Exercise task: Only the number is needed: how many lines contain the word "title"?

Data supplied:
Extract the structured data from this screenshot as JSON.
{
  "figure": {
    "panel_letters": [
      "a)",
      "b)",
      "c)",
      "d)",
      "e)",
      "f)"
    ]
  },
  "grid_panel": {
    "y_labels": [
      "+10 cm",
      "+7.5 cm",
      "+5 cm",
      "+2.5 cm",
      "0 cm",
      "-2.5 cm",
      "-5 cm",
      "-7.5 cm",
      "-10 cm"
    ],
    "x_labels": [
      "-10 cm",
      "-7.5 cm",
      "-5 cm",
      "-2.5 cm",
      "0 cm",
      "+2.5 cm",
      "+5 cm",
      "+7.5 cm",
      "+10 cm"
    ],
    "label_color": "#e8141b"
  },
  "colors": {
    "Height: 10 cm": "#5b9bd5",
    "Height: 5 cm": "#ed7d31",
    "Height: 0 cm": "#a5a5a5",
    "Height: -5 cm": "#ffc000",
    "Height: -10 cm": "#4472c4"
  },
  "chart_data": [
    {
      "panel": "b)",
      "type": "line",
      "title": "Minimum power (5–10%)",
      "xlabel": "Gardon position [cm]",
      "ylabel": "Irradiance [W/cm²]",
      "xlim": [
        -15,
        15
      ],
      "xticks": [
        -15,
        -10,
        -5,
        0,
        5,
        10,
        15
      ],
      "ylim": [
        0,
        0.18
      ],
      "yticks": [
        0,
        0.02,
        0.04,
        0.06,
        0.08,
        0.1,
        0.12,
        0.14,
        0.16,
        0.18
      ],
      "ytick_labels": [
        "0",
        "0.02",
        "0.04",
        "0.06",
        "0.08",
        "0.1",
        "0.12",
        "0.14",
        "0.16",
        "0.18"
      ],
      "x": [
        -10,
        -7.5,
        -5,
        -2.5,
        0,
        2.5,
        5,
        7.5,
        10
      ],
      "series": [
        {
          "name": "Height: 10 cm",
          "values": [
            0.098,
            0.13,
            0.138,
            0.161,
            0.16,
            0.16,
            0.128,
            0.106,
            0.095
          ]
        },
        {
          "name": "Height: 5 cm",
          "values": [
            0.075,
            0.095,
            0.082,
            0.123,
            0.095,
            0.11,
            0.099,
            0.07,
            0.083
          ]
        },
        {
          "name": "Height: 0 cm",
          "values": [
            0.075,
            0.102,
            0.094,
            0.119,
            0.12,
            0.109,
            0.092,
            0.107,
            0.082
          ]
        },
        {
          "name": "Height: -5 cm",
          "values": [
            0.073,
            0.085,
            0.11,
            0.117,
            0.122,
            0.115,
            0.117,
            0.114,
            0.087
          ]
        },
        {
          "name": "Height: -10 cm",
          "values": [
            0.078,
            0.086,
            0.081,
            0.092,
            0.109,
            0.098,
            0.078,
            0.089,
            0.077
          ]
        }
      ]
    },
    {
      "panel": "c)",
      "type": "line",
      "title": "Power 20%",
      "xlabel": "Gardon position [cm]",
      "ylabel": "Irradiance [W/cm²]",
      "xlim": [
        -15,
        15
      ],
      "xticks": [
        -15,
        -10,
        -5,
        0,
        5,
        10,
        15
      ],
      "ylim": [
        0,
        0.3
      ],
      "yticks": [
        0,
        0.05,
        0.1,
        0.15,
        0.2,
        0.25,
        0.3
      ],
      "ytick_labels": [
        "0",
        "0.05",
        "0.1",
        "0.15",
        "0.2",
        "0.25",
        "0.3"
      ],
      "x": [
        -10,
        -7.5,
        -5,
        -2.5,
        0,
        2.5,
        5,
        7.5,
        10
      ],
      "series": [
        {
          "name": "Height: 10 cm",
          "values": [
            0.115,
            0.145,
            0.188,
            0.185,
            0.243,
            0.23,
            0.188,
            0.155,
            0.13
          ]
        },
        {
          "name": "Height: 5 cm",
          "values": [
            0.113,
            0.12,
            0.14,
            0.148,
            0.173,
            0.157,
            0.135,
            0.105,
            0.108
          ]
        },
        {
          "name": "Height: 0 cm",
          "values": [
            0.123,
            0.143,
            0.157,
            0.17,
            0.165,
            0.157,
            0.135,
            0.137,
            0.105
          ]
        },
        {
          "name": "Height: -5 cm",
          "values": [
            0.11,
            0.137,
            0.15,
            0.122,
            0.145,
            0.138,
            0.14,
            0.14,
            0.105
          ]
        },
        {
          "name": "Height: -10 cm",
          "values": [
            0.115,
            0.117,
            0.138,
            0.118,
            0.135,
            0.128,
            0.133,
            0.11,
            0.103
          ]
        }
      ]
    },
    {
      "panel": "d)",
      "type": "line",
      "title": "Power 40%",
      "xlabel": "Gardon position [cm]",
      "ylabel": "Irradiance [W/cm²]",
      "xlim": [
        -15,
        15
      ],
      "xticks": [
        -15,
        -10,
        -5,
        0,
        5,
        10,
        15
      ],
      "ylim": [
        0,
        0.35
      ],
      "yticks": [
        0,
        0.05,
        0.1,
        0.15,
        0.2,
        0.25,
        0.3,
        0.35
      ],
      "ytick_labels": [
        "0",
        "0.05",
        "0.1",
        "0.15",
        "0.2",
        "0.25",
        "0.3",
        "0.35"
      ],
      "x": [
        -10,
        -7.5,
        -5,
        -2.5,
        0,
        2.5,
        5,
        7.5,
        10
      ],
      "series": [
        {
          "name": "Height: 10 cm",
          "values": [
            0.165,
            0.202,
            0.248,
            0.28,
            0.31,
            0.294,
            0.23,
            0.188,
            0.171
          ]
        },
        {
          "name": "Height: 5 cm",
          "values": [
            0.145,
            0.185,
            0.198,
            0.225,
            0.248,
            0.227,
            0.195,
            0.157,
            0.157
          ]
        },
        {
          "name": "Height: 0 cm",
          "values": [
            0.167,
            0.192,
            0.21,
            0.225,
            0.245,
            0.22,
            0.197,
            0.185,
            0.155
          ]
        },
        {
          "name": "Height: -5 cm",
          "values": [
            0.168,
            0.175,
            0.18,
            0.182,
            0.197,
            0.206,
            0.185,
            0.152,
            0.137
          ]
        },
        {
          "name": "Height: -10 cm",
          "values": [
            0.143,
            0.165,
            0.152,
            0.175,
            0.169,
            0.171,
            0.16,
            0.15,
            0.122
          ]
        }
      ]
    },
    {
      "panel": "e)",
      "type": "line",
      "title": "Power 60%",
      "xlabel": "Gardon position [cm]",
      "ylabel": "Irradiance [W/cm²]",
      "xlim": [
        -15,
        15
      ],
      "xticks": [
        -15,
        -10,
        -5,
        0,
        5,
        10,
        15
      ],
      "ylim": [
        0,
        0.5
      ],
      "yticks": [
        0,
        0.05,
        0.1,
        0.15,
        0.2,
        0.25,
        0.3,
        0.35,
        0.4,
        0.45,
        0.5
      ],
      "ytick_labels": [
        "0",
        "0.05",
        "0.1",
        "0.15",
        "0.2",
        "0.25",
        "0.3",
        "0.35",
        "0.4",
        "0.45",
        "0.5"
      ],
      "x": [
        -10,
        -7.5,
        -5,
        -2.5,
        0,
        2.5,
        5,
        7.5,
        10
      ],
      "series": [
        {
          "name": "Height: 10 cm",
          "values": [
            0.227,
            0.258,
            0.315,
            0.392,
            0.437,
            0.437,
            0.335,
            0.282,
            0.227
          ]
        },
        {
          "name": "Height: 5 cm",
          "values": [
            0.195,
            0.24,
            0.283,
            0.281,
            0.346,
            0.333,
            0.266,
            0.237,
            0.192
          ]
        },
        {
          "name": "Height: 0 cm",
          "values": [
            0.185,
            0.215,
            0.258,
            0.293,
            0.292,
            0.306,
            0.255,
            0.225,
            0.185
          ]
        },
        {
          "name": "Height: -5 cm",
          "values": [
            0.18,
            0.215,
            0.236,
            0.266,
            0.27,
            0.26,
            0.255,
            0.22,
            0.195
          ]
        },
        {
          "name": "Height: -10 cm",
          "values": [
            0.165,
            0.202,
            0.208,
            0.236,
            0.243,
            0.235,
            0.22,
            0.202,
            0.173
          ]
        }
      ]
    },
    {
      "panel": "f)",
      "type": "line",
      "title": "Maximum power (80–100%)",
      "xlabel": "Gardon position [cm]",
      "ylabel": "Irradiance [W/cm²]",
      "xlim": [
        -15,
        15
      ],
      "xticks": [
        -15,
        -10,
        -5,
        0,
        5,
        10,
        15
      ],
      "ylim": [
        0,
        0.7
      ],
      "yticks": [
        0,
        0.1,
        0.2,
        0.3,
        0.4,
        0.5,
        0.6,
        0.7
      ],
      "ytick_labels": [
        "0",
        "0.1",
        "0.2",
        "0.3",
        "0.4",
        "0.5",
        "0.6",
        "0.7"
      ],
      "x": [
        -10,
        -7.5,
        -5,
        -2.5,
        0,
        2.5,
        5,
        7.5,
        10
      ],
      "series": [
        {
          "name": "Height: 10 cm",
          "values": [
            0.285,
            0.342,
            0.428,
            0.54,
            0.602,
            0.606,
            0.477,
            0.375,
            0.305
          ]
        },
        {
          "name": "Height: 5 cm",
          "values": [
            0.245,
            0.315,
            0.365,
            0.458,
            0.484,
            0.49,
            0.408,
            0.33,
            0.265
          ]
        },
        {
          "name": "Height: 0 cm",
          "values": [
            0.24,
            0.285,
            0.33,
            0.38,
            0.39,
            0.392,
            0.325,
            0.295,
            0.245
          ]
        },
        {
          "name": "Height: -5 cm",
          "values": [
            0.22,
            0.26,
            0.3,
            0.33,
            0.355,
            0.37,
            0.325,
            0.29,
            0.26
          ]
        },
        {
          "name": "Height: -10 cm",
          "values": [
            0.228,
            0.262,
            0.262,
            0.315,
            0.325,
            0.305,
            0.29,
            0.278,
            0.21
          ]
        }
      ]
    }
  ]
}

Task answer: 5